> _EXERCISE PROMPT_
Give the number of lines that include the word "values", and nothing else.

> _RECORDS SUPPLIED_
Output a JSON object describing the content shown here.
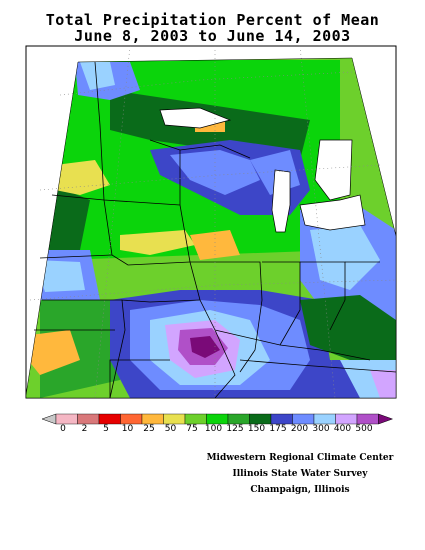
{
  "header": {
    "title_line1": "Total Precipitation Percent of Mean",
    "title_line2": "June 8, 2003 to June 14, 2003"
  },
  "legend": {
    "labels": [
      "0",
      "2",
      "5",
      "10",
      "25",
      "50",
      "75",
      "100",
      "125",
      "150",
      "175",
      "200",
      "300",
      "400",
      "500"
    ],
    "colors": [
      "#c8c8c8",
      "#f5b7c4",
      "#d9787a",
      "#e60000",
      "#ff6633",
      "#ffb83d",
      "#e8e050",
      "#6dd02c",
      "#0bd40b",
      "#2aa62a",
      "#0a6b1a",
      "#3d46c8",
      "#6e8cff",
      "#9ad2ff",
      "#d2a5ff",
      "#b050c8",
      "#7a0a78"
    ]
  },
  "credits": {
    "line1": "Midwestern Regional Climate Center",
    "line2": "Illinois State Water Survey",
    "line3": "Champaign, Illinois"
  }
}
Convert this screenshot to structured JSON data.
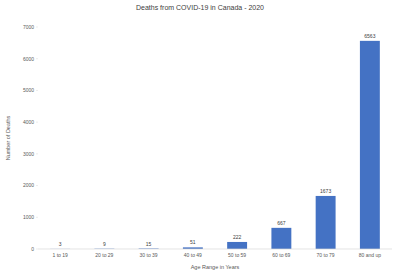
{
  "chart_data": {
    "type": "bar",
    "title": "Deaths from COVID-19 in Canada - 2020",
    "x_label": "Age Range in Years",
    "y_label": "Number of Deaths",
    "categories": [
      "1 to 19",
      "20 to 29",
      "30 to 39",
      "40 to 49",
      "50 to 59",
      "60 to 69",
      "70 to 79",
      "80 and up"
    ],
    "values": [
      3,
      9,
      15,
      51,
      222,
      667,
      1673,
      6563
    ],
    "color": "#4472c4",
    "ylim": [
      0,
      7000
    ],
    "yticks": [
      0,
      1000,
      2000,
      3000,
      4000,
      5000,
      6000,
      7000
    ],
    "grid": false,
    "data_labels": true
  }
}
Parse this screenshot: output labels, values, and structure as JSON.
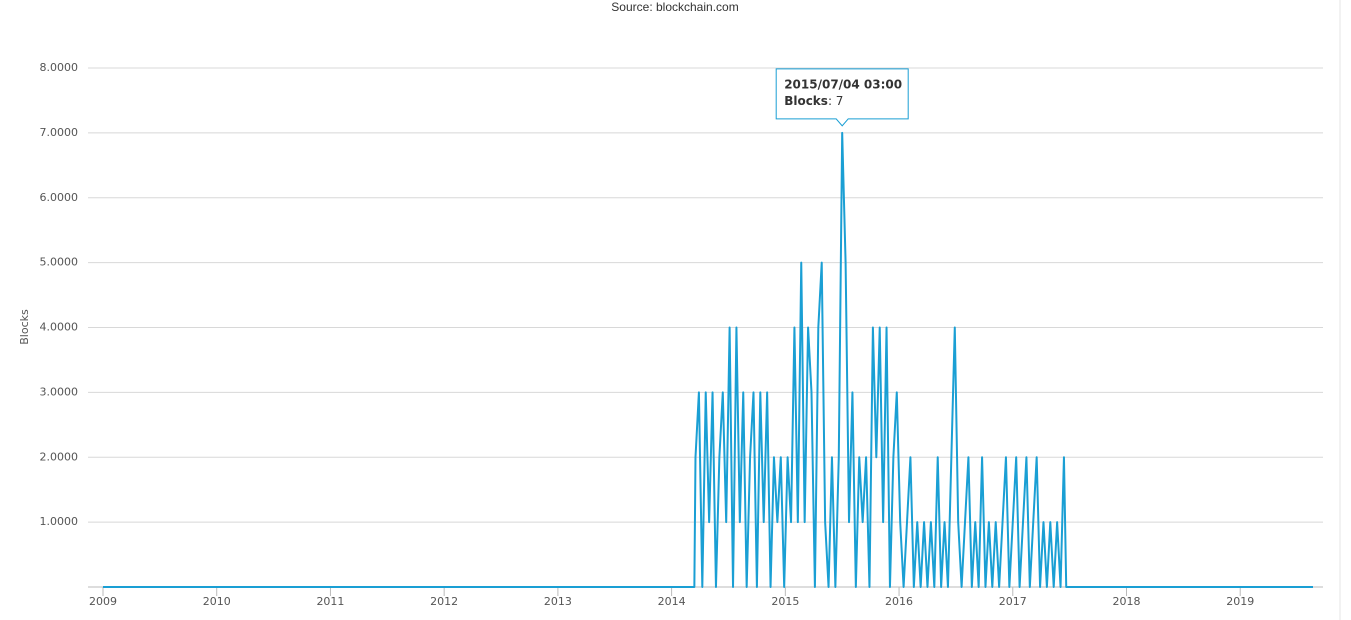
{
  "chart_data": {
    "type": "line",
    "subtitle": "Source: blockchain.com",
    "y_label": "Blocks",
    "xlim": [
      2009,
      2019.64
    ],
    "xticks": [
      2009,
      2010,
      2011,
      2012,
      2013,
      2014,
      2015,
      2016,
      2017,
      2018,
      2019
    ],
    "ylim": [
      0,
      8
    ],
    "yticks": [
      {
        "value": 1,
        "label": "1.0000"
      },
      {
        "value": 2,
        "label": "2.0000"
      },
      {
        "value": 3,
        "label": "3.0000"
      },
      {
        "value": 4,
        "label": "4.0000"
      },
      {
        "value": 5,
        "label": "5.0000"
      },
      {
        "value": 6,
        "label": "6.0000"
      },
      {
        "value": 7,
        "label": "7.0000"
      },
      {
        "value": 8,
        "label": "8.0000"
      }
    ],
    "grid": true,
    "series": [
      {
        "name": "Blocks",
        "color": "#1a9fd4",
        "x": [
          2009,
          2014.2,
          2014.21,
          2014.24,
          2014.27,
          2014.3,
          2014.33,
          2014.36,
          2014.39,
          2014.42,
          2014.45,
          2014.48,
          2014.51,
          2014.54,
          2014.57,
          2014.6,
          2014.63,
          2014.66,
          2014.69,
          2014.72,
          2014.75,
          2014.78,
          2014.81,
          2014.84,
          2014.87,
          2014.9,
          2014.93,
          2014.96,
          2014.99,
          2015.02,
          2015.05,
          2015.08,
          2015.11,
          2015.14,
          2015.17,
          2015.2,
          2015.23,
          2015.26,
          2015.29,
          2015.32,
          2015.35,
          2015.38,
          2015.41,
          2015.44,
          2015.47,
          2015.5,
          2015.53,
          2015.56,
          2015.59,
          2015.62,
          2015.65,
          2015.68,
          2015.71,
          2015.74,
          2015.77,
          2015.8,
          2015.83,
          2015.86,
          2015.89,
          2015.92,
          2015.95,
          2015.98,
          2016.01,
          2016.04,
          2016.07,
          2016.1,
          2016.13,
          2016.16,
          2016.19,
          2016.22,
          2016.25,
          2016.28,
          2016.31,
          2016.34,
          2016.37,
          2016.4,
          2016.43,
          2016.46,
          2016.49,
          2016.52,
          2016.55,
          2016.58,
          2016.61,
          2016.64,
          2016.67,
          2016.7,
          2016.73,
          2016.76,
          2016.79,
          2016.82,
          2016.85,
          2016.88,
          2016.91,
          2016.94,
          2016.97,
          2017.0,
          2017.03,
          2017.06,
          2017.09,
          2017.12,
          2017.15,
          2017.18,
          2017.21,
          2017.24,
          2017.27,
          2017.3,
          2017.33,
          2017.36,
          2017.39,
          2017.42,
          2017.45,
          2017.47,
          2019.64
        ],
        "values": [
          0,
          0,
          2,
          3,
          0,
          3,
          1,
          3,
          0,
          2,
          3,
          1,
          4,
          0,
          4,
          1,
          3,
          0,
          2,
          3,
          0,
          3,
          1,
          3,
          0,
          2,
          1,
          2,
          0,
          2,
          1,
          4,
          1,
          5,
          1,
          4,
          3,
          0,
          4,
          5,
          1,
          0,
          2,
          0,
          2,
          7,
          5,
          1,
          3,
          0,
          2,
          1,
          2,
          0,
          4,
          2,
          4,
          1,
          4,
          0,
          2,
          3,
          1,
          0,
          1,
          2,
          0,
          1,
          0,
          1,
          0,
          1,
          0,
          2,
          0,
          1,
          0,
          2,
          4,
          1,
          0,
          1,
          2,
          0,
          1,
          0,
          2,
          0,
          1,
          0,
          1,
          0,
          1,
          2,
          0,
          1,
          2,
          0,
          1,
          2,
          0,
          1,
          2,
          0,
          1,
          0,
          1,
          0,
          1,
          0,
          2,
          0,
          0
        ]
      }
    ],
    "tooltip": {
      "date": "2015/07/04 03:00",
      "name": "Blocks",
      "x": 2015.5,
      "value": 7
    }
  }
}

> _COMPLETED TASK_
3